* _TO DO_: Write out all of the records, keeping each one exactly as written.
------------------------------
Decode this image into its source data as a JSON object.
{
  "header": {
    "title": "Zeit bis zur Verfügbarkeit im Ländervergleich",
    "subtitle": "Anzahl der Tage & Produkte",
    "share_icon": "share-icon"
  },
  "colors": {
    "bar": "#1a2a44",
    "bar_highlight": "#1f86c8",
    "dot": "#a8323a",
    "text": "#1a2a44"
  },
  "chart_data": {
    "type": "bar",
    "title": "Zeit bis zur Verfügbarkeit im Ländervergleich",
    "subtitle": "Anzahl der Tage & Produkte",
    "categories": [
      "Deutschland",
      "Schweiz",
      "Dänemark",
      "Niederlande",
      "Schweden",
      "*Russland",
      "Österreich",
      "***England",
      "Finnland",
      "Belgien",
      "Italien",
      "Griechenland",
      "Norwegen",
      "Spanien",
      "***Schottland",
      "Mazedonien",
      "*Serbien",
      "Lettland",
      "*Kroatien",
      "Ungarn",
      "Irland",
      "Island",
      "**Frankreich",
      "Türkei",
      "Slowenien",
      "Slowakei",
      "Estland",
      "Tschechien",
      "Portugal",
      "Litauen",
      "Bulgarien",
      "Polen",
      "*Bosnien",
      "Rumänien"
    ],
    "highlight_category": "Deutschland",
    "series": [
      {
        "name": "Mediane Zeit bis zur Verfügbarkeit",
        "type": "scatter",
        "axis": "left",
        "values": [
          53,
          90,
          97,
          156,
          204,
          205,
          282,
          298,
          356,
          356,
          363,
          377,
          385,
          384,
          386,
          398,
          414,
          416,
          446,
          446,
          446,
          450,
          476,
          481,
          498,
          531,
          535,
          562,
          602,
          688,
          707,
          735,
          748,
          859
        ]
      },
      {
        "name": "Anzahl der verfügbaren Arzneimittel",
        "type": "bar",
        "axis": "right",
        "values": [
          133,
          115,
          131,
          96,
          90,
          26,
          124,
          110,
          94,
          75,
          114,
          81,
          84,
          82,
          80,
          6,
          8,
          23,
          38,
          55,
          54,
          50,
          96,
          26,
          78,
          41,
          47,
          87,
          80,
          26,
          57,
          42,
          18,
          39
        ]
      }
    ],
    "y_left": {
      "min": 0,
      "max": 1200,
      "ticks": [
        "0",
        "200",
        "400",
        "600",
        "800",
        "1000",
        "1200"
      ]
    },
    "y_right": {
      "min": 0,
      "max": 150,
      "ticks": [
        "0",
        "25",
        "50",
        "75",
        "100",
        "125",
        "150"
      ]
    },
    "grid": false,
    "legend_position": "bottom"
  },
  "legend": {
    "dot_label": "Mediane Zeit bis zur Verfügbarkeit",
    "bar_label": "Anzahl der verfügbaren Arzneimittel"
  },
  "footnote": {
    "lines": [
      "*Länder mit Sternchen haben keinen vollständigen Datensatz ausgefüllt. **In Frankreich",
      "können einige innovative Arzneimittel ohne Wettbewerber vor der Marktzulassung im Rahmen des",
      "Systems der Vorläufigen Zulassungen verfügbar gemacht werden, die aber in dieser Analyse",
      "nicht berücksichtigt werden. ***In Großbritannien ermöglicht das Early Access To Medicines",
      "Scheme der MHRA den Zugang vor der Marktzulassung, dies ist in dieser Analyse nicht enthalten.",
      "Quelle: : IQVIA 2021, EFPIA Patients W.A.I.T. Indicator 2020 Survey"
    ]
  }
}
------------------------------
* _TASK ANSWER_:
Decode this image into its source data as a JSON object.
{
  "header": {
    "title": "Zeit bis zur Verfügbarkeit im Ländervergleich",
    "subtitle": "Anzahl der Tage & Produkte",
    "share_icon": "share-icon"
  },
  "colors": {
    "bar": "#1a2a44",
    "bar_highlight": "#1f86c8",
    "dot": "#a8323a",
    "text": "#1a2a44"
  },
  "chart_data": {
    "type": "bar",
    "title": "Zeit bis zur Verfügbarkeit im Ländervergleich",
    "subtitle": "Anzahl der Tage & Produkte",
    "categories": [
      "Deutschland",
      "Schweiz",
      "Dänemark",
      "Niederlande",
      "Schweden",
      "*Russland",
      "Österreich",
      "***England",
      "Finnland",
      "Belgien",
      "Italien",
      "Griechenland",
      "Norwegen",
      "Spanien",
      "***Schottland",
      "Mazedonien",
      "*Serbien",
      "Lettland",
      "*Kroatien",
      "Ungarn",
      "Irland",
      "Island",
      "**Frankreich",
      "Türkei",
      "Slowenien",
      "Slowakei",
      "Estland",
      "Tschechien",
      "Portugal",
      "Litauen",
      "Bulgarien",
      "Polen",
      "*Bosnien",
      "Rumänien"
    ],
    "highlight_category": "Deutschland",
    "series": [
      {
        "name": "Mediane Zeit bis zur Verfügbarkeit",
        "type": "scatter",
        "axis": "left",
        "values": [
          53,
          90,
          97,
          156,
          204,
          205,
          282,
          298,
          356,
          356,
          363,
          377,
          385,
          384,
          386,
          398,
          414,
          416,
          446,
          446,
          446,
          450,
          476,
          481,
          498,
          531,
          535,
          562,
          602,
          688,
          707,
          735,
          748,
          859
        ]
      },
      {
        "name": "Anzahl der verfügbaren Arzneimittel",
        "type": "bar",
        "axis": "right",
        "values": [
          133,
          115,
          131,
          96,
          90,
          26,
          124,
          110,
          94,
          75,
          114,
          81,
          84,
          82,
          80,
          6,
          8,
          23,
          38,
          55,
          54,
          50,
          96,
          26,
          78,
          41,
          47,
          87,
          80,
          26,
          57,
          42,
          18,
          39
        ]
      }
    ],
    "y_left": {
      "min": 0,
      "max": 1200,
      "ticks": [
        "0",
        "200",
        "400",
        "600",
        "800",
        "1000",
        "1200"
      ]
    },
    "y_right": {
      "min": 0,
      "max": 150,
      "ticks": [
        "0",
        "25",
        "50",
        "75",
        "100",
        "125",
        "150"
      ]
    },
    "grid": false,
    "legend_position": "bottom"
  },
  "legend": {
    "dot_label": "Mediane Zeit bis zur Verfügbarkeit",
    "bar_label": "Anzahl der verfügbaren Arzneimittel"
  },
  "footnote": {
    "lines": [
      "*Länder mit Sternchen haben keinen vollständigen Datensatz ausgefüllt. **In Frankreich",
      "können einige innovative Arzneimittel ohne Wettbewerber vor der Marktzulassung im Rahmen des",
      "Systems der Vorläufigen Zulassungen verfügbar gemacht werden, die aber in dieser Analyse",
      "nicht berücksichtigt werden. ***In Großbritannien ermöglicht das Early Access To Medicines",
      "Scheme der MHRA den Zugang vor der Marktzulassung, dies ist in dieser Analyse nicht enthalten.",
      "Quelle: : IQVIA 2021, EFPIA Patients W.A.I.T. Indicator 2020 Survey"
    ]
  }
}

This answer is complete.